## GIVEN REQUEST
Among the records below, find each line that includes the string "百万英镑" and copy it.

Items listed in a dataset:
════════════════════

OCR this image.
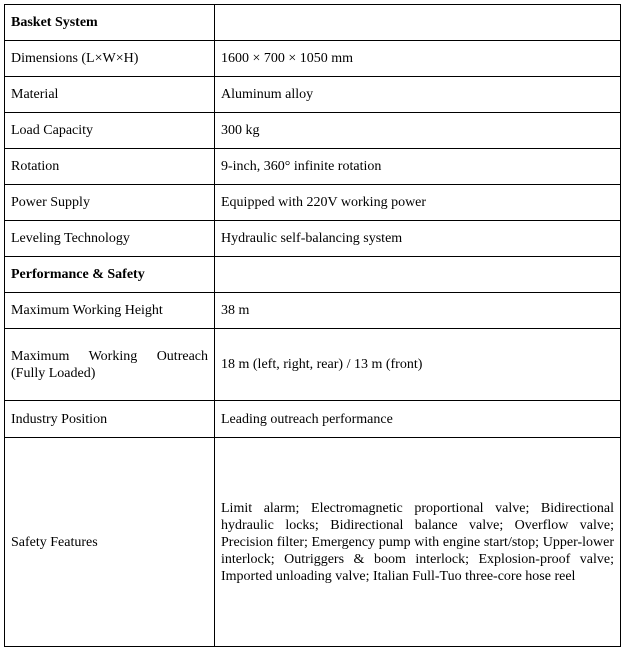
Basket System	
Dimensions (L×W×H)	1600 × 700 × 1050 mm
Material	Aluminum alloy
Load Capacity	300 kg
Rotation	9-inch, 360° infinite rotation
Power Supply	Equipped with 220V working power
Leveling Technology	Hydraulic self-balancing system
Performance & Safety	
Maximum Working Height	38 m
Maximum Working Outreach (Fully Loaded)	18 m (left, right, rear) / 13 m (front)
Industry Position	Leading outreach performance
Safety Features	Limit alarm; Electromagnetic proportional valve; Bidirectional hydraulic locks; Bidirectional balance valve; Overflow valve; Precision filter; Emergency pump with engine start/stop; Upper-lower interlock; Outriggers & boom interlock; Explosion-proof valve; Imported unloading valve; Italian Full-Tuo three-core hose reel
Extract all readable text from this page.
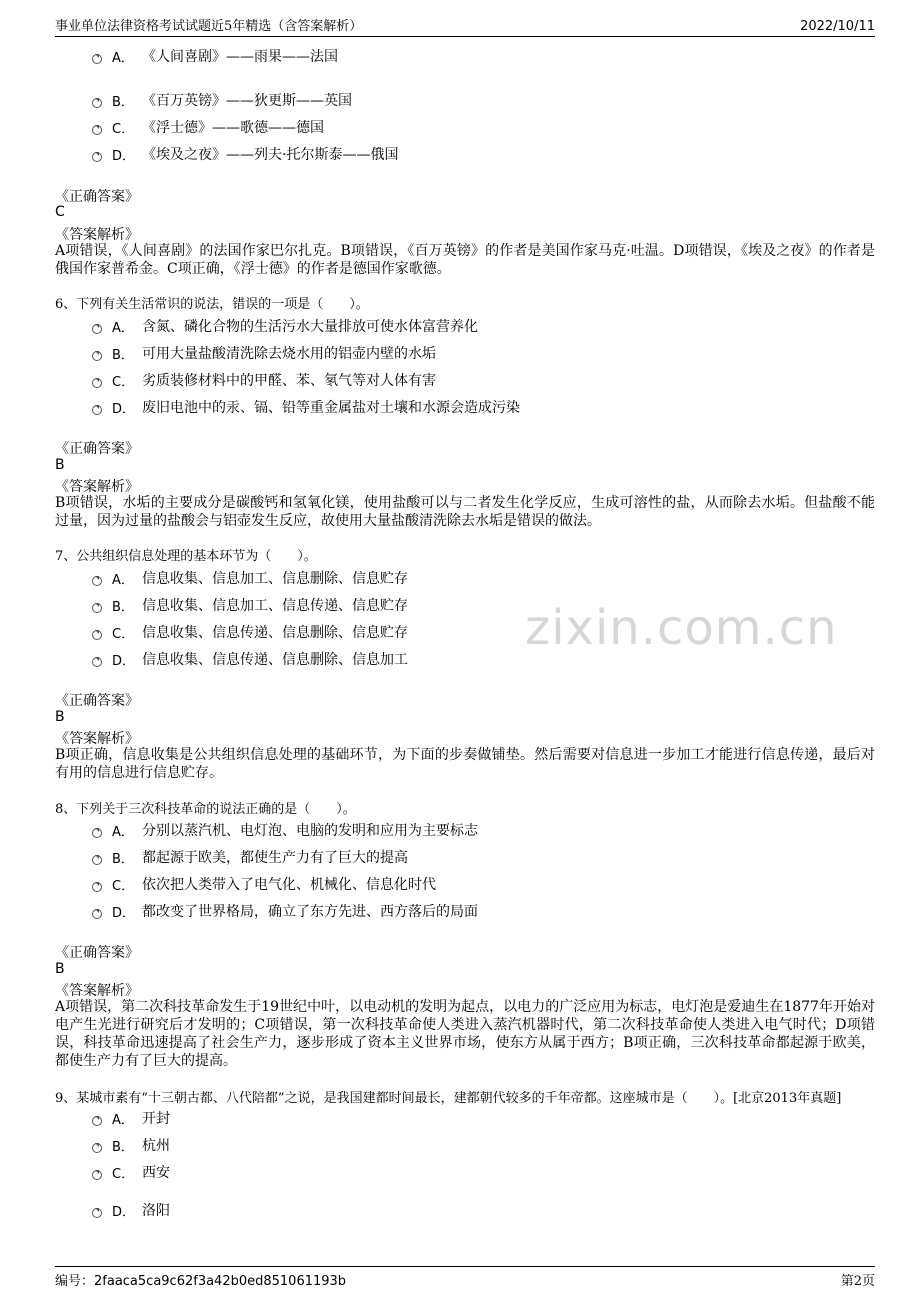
事业单位法律资格考试试题近5年精选（含答案解析）	2022/10/11
zixin.com.cn
A． 《人间喜剧》——雨果——法国
B． 《百万英镑》——狄更斯——英国
C． 《浮士德》——歌德——德国
D． 《埃及之夜》——列夫·托尔斯泰——俄国
《正确答案》
C
《答案解析》
A项错误，《人间喜剧》的法国作家巴尔扎克。B项错误，《百万英镑》的作者是美国作家马克·吐温。D项错误，《埃及之夜》的作者是俄国作家普希金。C项正确，《浮士德》的作者是德国作家歌德。
6、下列有关生活常识的说法，错误的一项是（　　）。
A． 含氮、磷化合物的生活污水大量排放可使水体富营养化
B． 可用大量盐酸清洗除去烧水用的铝壶内壁的水垢
C． 劣质装修材料中的甲醛、苯、氡气等对人体有害
D． 废旧电池中的汞、镉、铅等重金属盐对土壤和水源会造成污染
《正确答案》
B
《答案解析》
B项错误，水垢的主要成分是碳酸钙和氢氧化镁，使用盐酸可以与二者发生化学反应，生成可溶性的盐，从而除去水垢。但盐酸不能过量，因为过量的盐酸会与铝壶发生反应，故使用大量盐酸清洗除去水垢是错误的做法。
7、公共组织信息处理的基本环节为（　　）。
A． 信息收集、信息加工、信息删除、信息贮存
B． 信息收集、信息加工、信息传递、信息贮存
C． 信息收集、信息传递、信息删除、信息贮存
D． 信息收集、信息传递、信息删除、信息加工
《正确答案》
B
《答案解析》
B项正确，信息收集是公共组织信息处理的基础环节，为下面的步奏做铺垫。然后需要对信息进一步加工才能进行信息传递，最后对有用的信息进行信息贮存。
8、下列关于三次科技革命的说法正确的是（　　）。
A． 分别以蒸汽机、电灯泡、电脑的发明和应用为主要标志
B． 都起源于欧美，都使生产力有了巨大的提高
C． 依次把人类带入了电气化、机械化、信息化时代
D． 都改变了世界格局，确立了东方先进、西方落后的局面
《正确答案》
B
《答案解析》
A项错误，第二次科技革命发生于19世纪中叶，以电动机的发明为起点，以电力的广泛应用为标志，电灯泡是爱迪生在1877年开始对电产生光进行研究后才发明的；C项错误，第一次科技革命使人类进入蒸汽机器时代，第二次科技革命使人类进入电气时代；D项错误，科技革命迅速提高了社会生产力，逐步形成了资本主义世界市场，使东方从属于西方；B项正确，三次科技革命都起源于欧美，都使生产力有了巨大的提高。
9、某城市素有“十三朝古都、八代陪都”之说，是我国建都时间最长，建都朝代较多的千年帝都。这座城市是（　　）。[北京2013年真题]
A． 开封
B． 杭州
C． 西安
D． 洛阳
编号：2faaca5ca9c62f3a42b0ed851061193b	第2页
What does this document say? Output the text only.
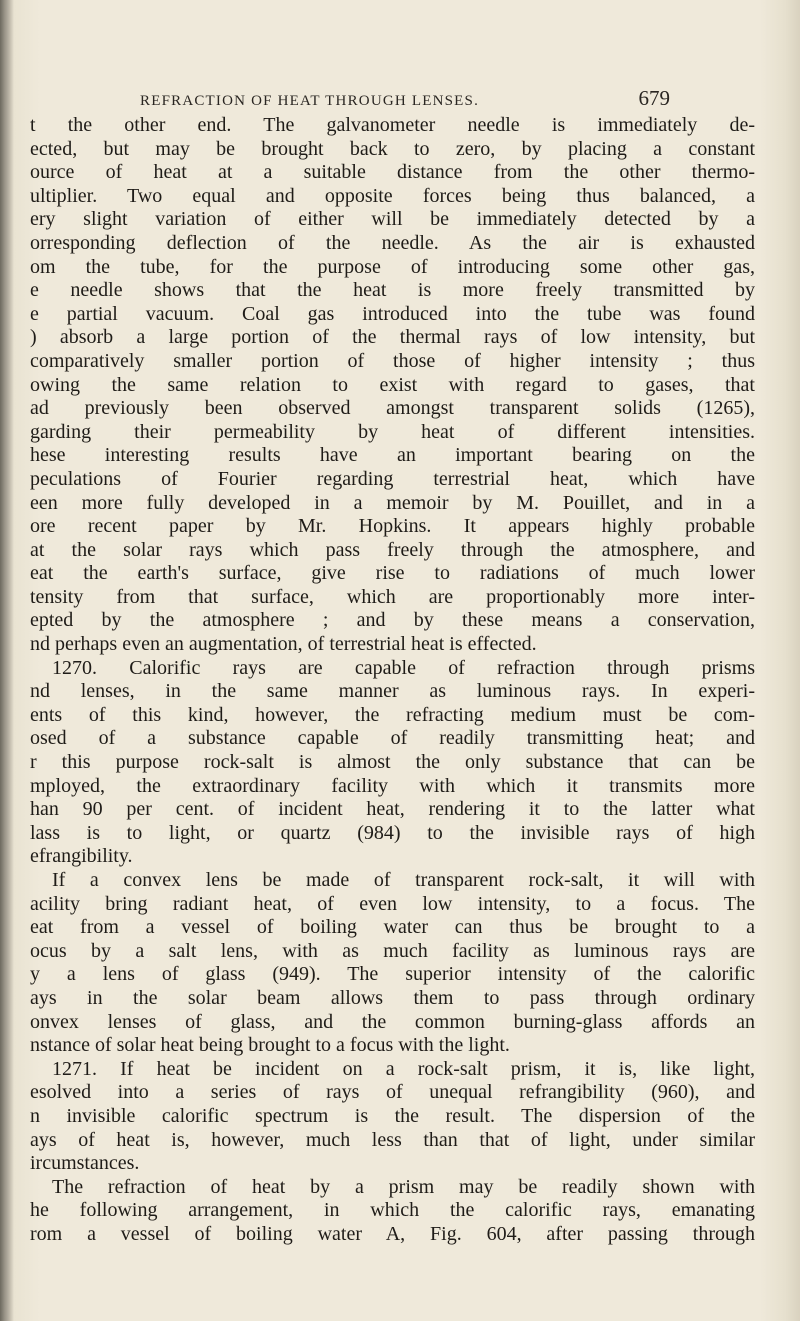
REFRACTION OF HEAT THROUGH LENSES.	679
t the other end. The galvanometer needle is immediately de-
ected, but may be brought back to zero, by placing a constant
ource of heat at a suitable distance from the other thermo-
ultiplier. Two equal and opposite forces being thus balanced, a
ery slight variation of either will be immediately detected by a
orresponding deflection of the needle. As the air is exhausted
om the tube, for the purpose of introducing some other gas,
e needle shows that the heat is more freely transmitted by
e partial vacuum. Coal gas introduced into the tube was found
) absorb a large portion of the thermal rays of low intensity, but
comparatively smaller portion of those of higher intensity ; thus
owing the same relation to exist with regard to gases, that
ad previously been observed amongst transparent solids (1265),
garding their permeability by heat of different intensities.
hese interesting results have an important bearing on the
peculations of Fourier regarding terrestrial heat, which have
een more fully developed in a memoir by M. Pouillet, and in a
ore recent paper by Mr. Hopkins. It appears highly probable
at the solar rays which pass freely through the atmosphere, and
eat the earth's surface, give rise to radiations of much lower
tensity from that surface, which are proportionably more inter-
epted by the atmosphere ; and by these means a conservation,
nd perhaps even an augmentation, of terrestrial heat is effected.
1270. Calorific rays are capable of refraction through prisms
nd lenses, in the same manner as luminous rays. In experi-
ents of this kind, however, the refracting medium must be com-
osed of a substance capable of readily transmitting heat; and
r this purpose rock-salt is almost the only substance that can be
mployed, the extraordinary facility with which it transmits more
han 90 per cent. of incident heat, rendering it to the latter what
lass is to light, or quartz (984) to the invisible rays of high
efrangibility.
If a convex lens be made of transparent rock-salt, it will with
acility bring radiant heat, of even low intensity, to a focus. The
eat from a vessel of boiling water can thus be brought to a
ocus by a salt lens, with as much facility as luminous rays are
y a lens of glass (949). The superior intensity of the calorific
ays in the solar beam allows them to pass through ordinary
onvex lenses of glass, and the common burning-glass affords an
nstance of solar heat being brought to a focus with the light.
1271. If heat be incident on a rock-salt prism, it is, like light,
esolved into a series of rays of unequal refrangibility (960), and
n invisible calorific spectrum is the result. The dispersion of the
ays of heat is, however, much less than that of light, under similar
ircumstances.
The refraction of heat by a prism may be readily shown with
he following arrangement, in which the calorific rays, emanating
rom a vessel of boiling water A, Fig. 604, after passing through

════════════════════

## TASK SOLUTION
B． 《百万英镑》——狄更斯——英国
A项错误，《人间喜剧》的法国作家巴尔扎克。B项错误，《百万英镑》的作者是美国作家马克·吐温。D项错误，《埃及之夜》的作者是俄国作家普希金。C项正确，《浮士德》的作者是德国作家歌德。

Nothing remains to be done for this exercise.